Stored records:

══════════

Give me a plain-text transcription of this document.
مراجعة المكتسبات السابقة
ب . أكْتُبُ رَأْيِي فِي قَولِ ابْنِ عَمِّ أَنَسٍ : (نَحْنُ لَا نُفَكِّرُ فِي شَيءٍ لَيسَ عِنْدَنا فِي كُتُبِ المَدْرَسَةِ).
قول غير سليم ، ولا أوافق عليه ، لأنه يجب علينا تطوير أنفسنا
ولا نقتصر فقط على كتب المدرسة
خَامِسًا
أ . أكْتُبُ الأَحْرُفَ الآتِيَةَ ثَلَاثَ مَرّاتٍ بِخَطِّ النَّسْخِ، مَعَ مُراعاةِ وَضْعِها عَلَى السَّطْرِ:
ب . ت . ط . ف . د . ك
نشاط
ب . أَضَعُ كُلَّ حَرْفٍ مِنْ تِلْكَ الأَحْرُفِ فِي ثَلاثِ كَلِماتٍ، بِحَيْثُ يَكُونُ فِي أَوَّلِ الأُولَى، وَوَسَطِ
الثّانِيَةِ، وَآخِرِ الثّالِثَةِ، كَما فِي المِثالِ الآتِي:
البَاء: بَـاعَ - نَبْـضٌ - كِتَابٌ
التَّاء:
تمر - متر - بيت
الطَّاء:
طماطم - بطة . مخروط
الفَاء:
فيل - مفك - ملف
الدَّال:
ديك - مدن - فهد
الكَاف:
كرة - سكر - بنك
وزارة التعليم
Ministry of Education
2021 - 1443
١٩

══════════

= What you are asked to do =
Extract the complete set of records unchanged.

= Result for this task =
Give me a plain-text transcription of this document.
مراجعة المكتسبات السابقة
ب . أكْتُبُ رَأْيِي فِي قَولِ ابْنِ عَمِّ أَنَسٍ : (نَحْنُ لَا نُفَكِّرُ فِي شَيءٍ لَيسَ عِنْدَنا فِي كُتُبِ المَدْرَسَةِ).
قول غير سليم ، ولا أوافق عليه ، لأنه يجب علينا تطوير أنفسنا
ولا نقتصر فقط على كتب المدرسة
خَامِسًا
أ . أكْتُبُ الأَحْرُفَ الآتِيَةَ ثَلَاثَ مَرّاتٍ بِخَطِّ النَّسْخِ، مَعَ مُراعاةِ وَضْعِها عَلَى السَّطْرِ:
ب . ت . ط . ف . د . ك
نشاط
ب . أَضَعُ كُلَّ حَرْفٍ مِنْ تِلْكَ الأَحْرُفِ فِي ثَلاثِ كَلِماتٍ، بِحَيْثُ يَكُونُ فِي أَوَّلِ الأُولَى، وَوَسَطِ
الثّانِيَةِ، وَآخِرِ الثّالِثَةِ، كَما فِي المِثالِ الآتِي:
البَاء: بَـاعَ - نَبْـضٌ - كِتَابٌ
التَّاء:
تمر - متر - بيت
الطَّاء:
طماطم - بطة . مخروط
الفَاء:
فيل - مفك - ملف
الدَّال:
ديك - مدن - فهد
الكَاف:
كرة - سكر - بنك
وزارة التعليم
Ministry of Education
2021 - 1443
١٩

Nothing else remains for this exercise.